**STATED TASK:** Scan the data below for the string "this". Copy every line where it appears.

**SUPPLIED ENTRIES:**

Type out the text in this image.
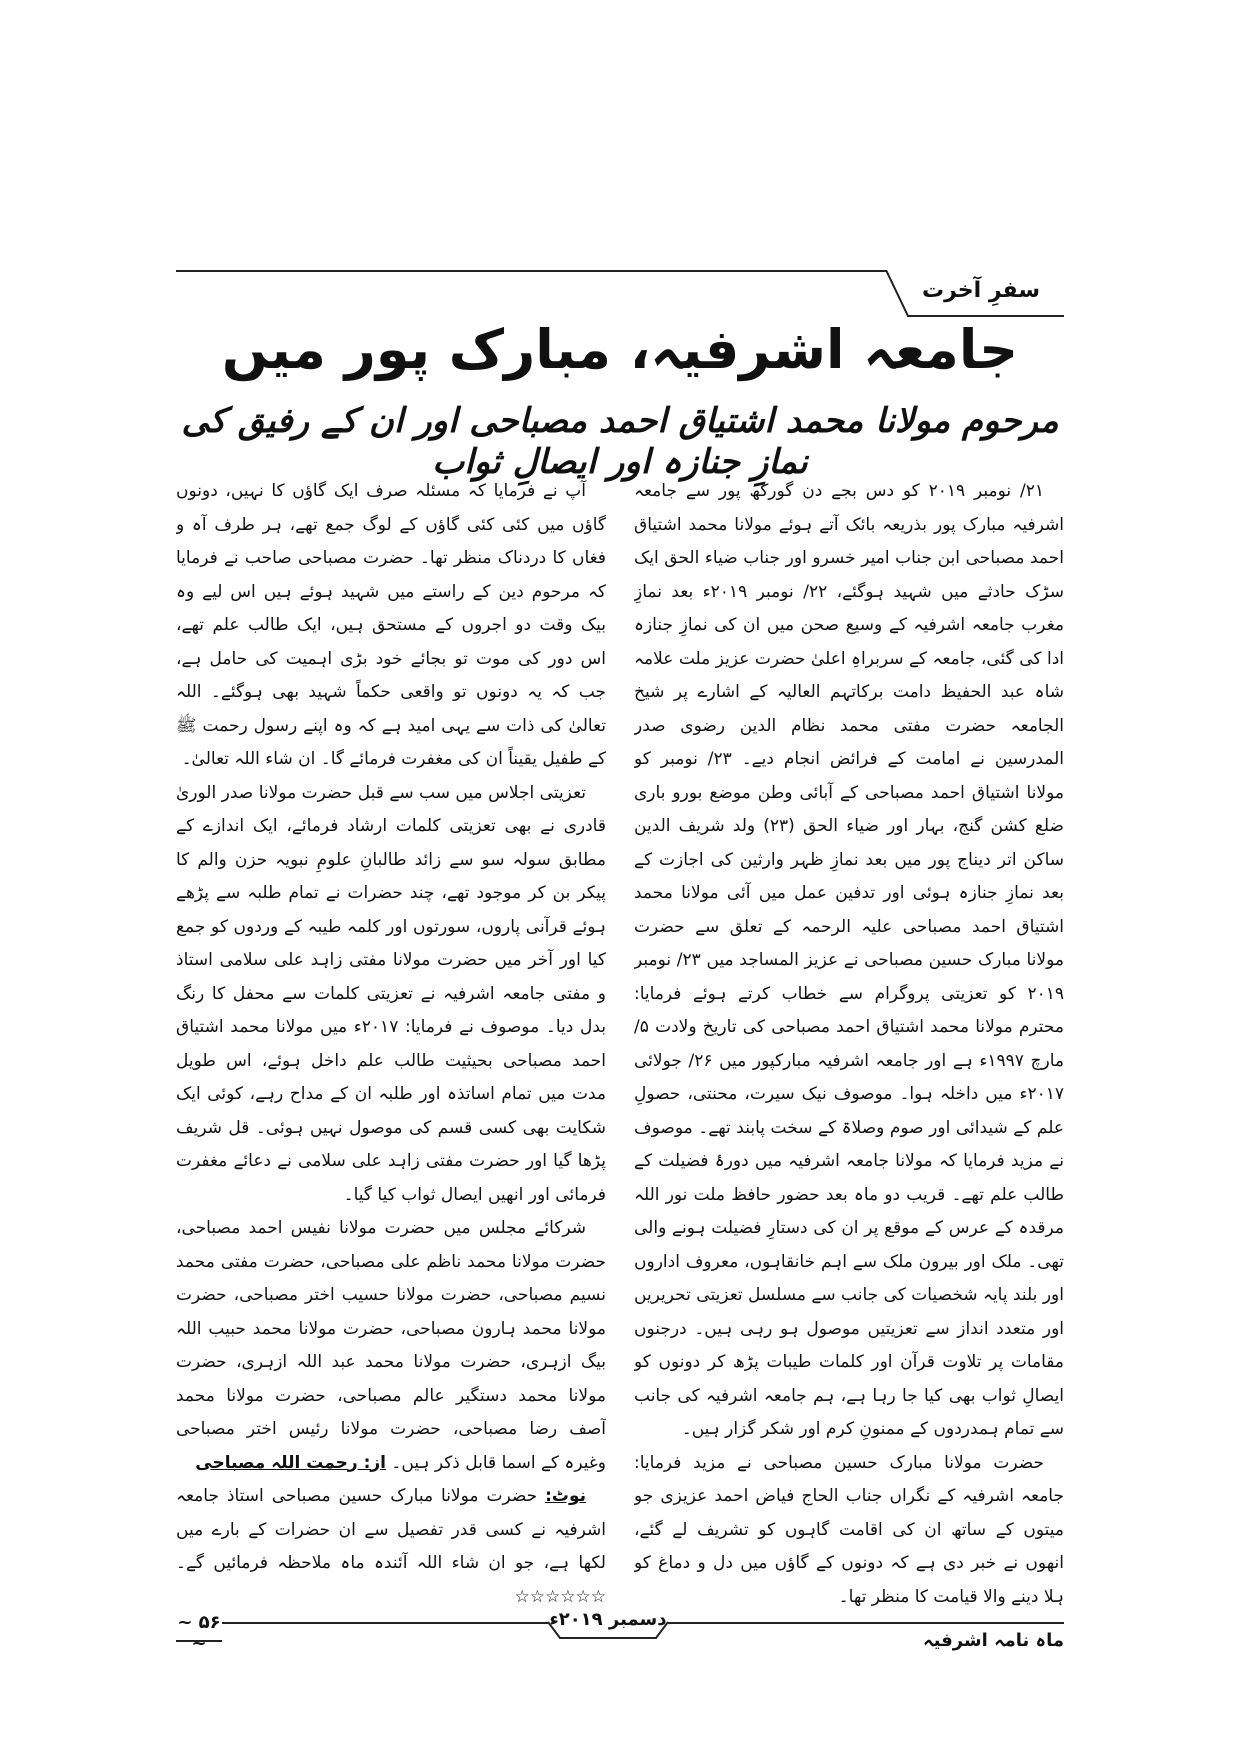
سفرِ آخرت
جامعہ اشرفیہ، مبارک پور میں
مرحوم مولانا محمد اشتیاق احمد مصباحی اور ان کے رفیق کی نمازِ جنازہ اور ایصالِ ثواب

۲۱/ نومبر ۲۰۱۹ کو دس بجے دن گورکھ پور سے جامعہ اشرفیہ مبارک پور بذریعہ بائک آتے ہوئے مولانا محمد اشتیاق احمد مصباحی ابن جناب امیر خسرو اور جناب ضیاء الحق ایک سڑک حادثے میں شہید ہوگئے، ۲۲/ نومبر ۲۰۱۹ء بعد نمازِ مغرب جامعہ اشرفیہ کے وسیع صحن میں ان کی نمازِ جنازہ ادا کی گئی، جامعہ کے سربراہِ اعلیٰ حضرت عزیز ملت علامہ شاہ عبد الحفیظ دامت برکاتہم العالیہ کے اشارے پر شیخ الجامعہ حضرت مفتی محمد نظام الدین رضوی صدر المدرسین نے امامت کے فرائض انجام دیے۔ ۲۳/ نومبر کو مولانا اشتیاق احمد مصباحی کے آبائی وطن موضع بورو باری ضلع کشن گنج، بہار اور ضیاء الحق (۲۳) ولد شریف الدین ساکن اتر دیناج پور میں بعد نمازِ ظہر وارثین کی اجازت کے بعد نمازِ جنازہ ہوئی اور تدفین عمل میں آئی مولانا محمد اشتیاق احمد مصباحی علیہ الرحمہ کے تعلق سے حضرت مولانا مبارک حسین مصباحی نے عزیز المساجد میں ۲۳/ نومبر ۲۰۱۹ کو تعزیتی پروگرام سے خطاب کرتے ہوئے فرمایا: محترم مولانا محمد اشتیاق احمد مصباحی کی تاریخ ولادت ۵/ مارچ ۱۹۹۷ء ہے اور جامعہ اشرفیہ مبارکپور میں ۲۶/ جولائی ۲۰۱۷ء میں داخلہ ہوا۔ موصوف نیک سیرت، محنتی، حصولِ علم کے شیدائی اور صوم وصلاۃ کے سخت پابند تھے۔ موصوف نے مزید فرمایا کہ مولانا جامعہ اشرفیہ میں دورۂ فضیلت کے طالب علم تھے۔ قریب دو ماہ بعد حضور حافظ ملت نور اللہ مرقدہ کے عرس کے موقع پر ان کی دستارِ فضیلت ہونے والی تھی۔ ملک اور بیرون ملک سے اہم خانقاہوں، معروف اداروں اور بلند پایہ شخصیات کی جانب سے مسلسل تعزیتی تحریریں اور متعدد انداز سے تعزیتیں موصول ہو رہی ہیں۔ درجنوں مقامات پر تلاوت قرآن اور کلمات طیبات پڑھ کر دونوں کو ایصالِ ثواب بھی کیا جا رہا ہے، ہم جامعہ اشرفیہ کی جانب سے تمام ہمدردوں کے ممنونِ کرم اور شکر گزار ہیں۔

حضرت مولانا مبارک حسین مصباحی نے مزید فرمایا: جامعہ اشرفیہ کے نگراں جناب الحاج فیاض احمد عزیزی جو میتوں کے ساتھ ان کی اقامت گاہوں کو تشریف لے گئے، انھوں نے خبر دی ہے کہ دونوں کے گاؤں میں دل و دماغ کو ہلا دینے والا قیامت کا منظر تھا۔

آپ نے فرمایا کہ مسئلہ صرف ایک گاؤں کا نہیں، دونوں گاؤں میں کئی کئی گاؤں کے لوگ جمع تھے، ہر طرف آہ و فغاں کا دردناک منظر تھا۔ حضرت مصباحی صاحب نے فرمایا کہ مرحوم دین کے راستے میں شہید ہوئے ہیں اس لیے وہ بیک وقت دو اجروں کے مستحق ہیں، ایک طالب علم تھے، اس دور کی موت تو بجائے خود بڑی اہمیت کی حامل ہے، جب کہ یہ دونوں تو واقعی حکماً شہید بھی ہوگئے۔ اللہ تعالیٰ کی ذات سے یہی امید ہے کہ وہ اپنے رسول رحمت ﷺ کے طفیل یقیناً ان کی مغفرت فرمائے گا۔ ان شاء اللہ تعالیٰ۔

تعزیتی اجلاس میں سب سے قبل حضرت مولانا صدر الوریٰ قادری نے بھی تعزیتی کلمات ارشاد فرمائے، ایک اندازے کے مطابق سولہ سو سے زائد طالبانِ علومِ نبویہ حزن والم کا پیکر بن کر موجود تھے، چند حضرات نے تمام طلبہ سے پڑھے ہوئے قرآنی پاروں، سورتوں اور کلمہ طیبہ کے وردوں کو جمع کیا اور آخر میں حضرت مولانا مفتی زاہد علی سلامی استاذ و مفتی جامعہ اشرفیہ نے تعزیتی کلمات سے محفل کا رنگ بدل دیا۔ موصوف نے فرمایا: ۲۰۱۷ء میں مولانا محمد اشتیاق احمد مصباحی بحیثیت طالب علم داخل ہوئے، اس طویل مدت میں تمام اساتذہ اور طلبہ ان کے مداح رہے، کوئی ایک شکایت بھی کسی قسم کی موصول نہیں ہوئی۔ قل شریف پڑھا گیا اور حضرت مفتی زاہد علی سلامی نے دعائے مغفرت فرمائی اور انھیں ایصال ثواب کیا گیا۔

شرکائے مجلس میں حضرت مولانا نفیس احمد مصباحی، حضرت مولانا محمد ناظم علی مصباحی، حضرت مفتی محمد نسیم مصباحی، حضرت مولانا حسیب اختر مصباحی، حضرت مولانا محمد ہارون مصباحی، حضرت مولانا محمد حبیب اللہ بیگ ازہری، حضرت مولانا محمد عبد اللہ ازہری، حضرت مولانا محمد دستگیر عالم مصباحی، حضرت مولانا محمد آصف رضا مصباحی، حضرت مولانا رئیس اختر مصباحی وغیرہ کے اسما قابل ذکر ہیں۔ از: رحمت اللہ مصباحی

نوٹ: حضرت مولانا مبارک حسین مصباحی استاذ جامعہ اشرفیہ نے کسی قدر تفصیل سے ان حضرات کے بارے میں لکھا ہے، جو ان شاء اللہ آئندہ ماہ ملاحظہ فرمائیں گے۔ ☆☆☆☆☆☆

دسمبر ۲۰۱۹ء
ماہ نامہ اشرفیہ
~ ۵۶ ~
...
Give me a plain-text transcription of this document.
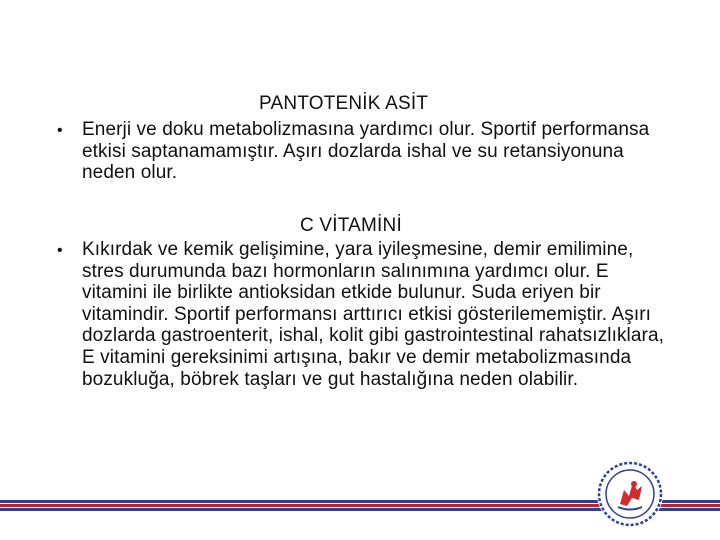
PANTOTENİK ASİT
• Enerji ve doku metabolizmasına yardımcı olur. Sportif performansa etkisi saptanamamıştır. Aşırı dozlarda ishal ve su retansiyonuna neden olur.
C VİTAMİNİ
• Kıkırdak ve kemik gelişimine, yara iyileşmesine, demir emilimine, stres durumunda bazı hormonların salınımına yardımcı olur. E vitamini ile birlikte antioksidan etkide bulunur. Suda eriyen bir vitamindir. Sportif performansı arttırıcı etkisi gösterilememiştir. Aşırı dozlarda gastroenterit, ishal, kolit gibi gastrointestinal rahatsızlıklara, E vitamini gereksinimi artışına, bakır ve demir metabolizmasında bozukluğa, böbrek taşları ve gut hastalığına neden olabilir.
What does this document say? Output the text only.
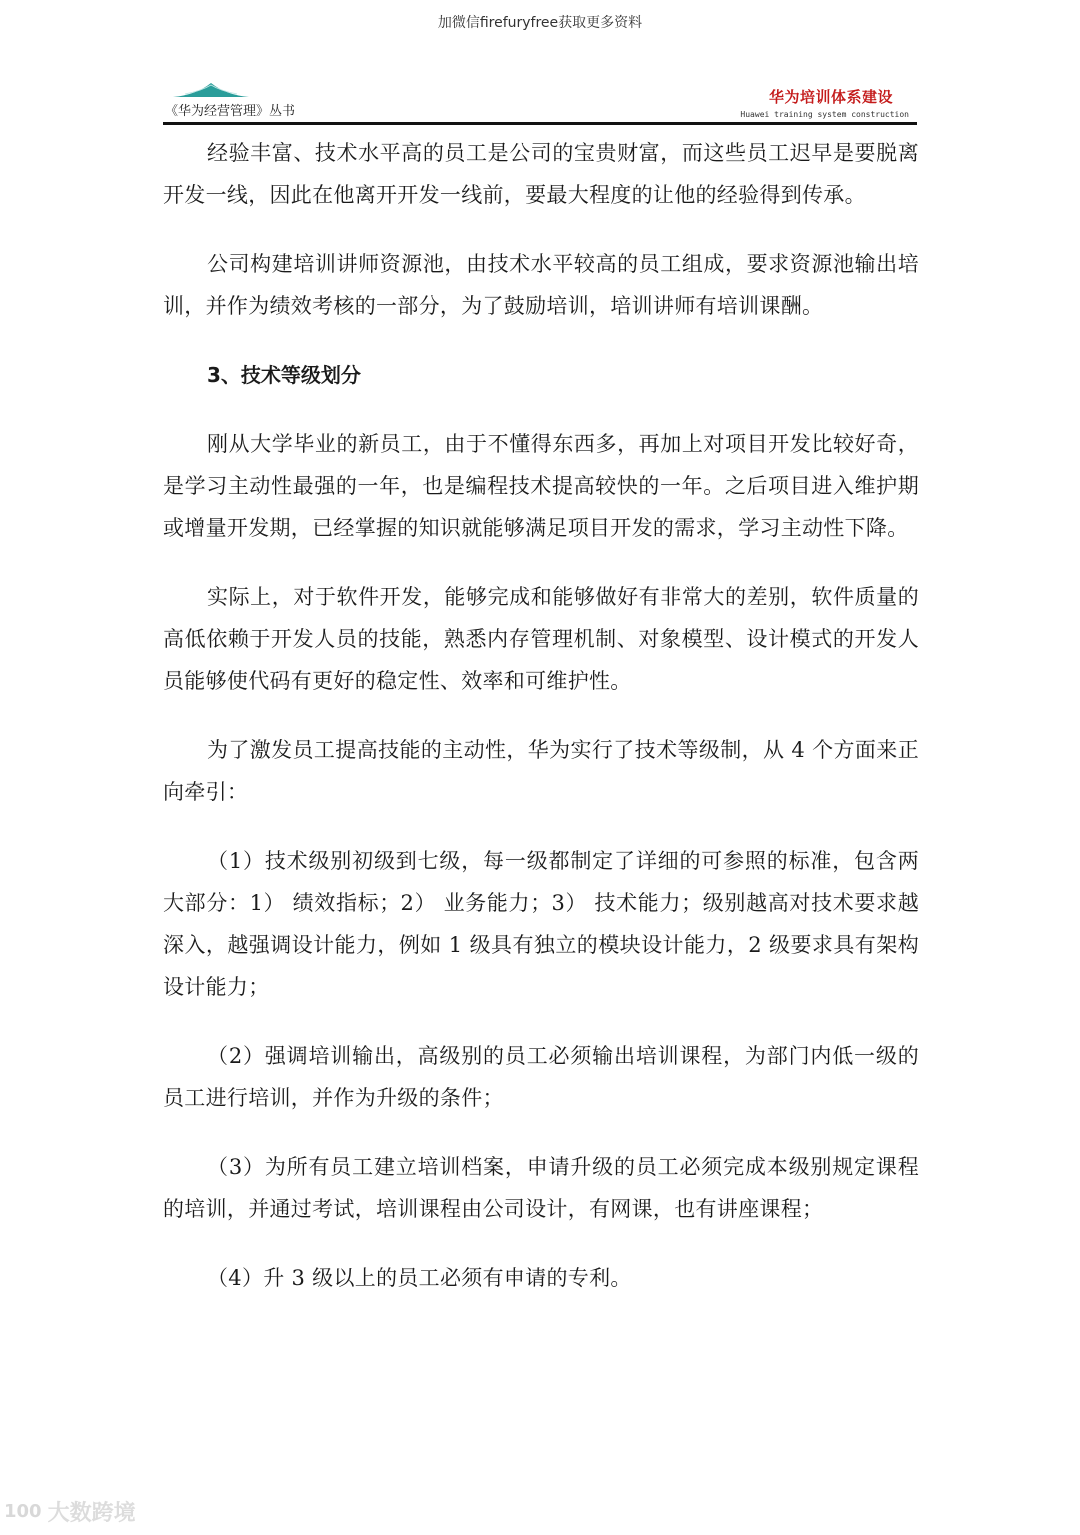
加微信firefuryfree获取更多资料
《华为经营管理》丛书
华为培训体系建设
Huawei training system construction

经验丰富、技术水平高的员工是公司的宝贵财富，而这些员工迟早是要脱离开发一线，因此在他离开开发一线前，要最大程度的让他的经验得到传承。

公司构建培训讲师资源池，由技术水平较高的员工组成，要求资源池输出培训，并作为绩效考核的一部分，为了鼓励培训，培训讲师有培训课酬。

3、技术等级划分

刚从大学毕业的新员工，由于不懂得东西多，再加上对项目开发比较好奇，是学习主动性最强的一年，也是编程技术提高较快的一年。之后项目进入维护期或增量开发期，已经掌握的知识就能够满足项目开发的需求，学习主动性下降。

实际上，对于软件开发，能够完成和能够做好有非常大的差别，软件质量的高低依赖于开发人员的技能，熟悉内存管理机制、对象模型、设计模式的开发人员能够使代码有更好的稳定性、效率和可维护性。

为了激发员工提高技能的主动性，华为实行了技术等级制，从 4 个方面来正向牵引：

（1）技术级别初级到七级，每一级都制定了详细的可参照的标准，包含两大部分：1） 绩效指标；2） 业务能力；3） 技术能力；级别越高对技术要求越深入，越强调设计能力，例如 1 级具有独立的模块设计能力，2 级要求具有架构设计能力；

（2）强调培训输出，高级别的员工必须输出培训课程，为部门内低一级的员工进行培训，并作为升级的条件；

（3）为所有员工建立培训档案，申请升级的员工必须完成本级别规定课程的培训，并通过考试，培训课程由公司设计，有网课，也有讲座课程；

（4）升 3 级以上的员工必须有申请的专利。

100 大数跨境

**REPLY TO THE TASK:**
Type out the text in this image.
Give me a plain-text transcription of this document.
What does this document say? Output the text only.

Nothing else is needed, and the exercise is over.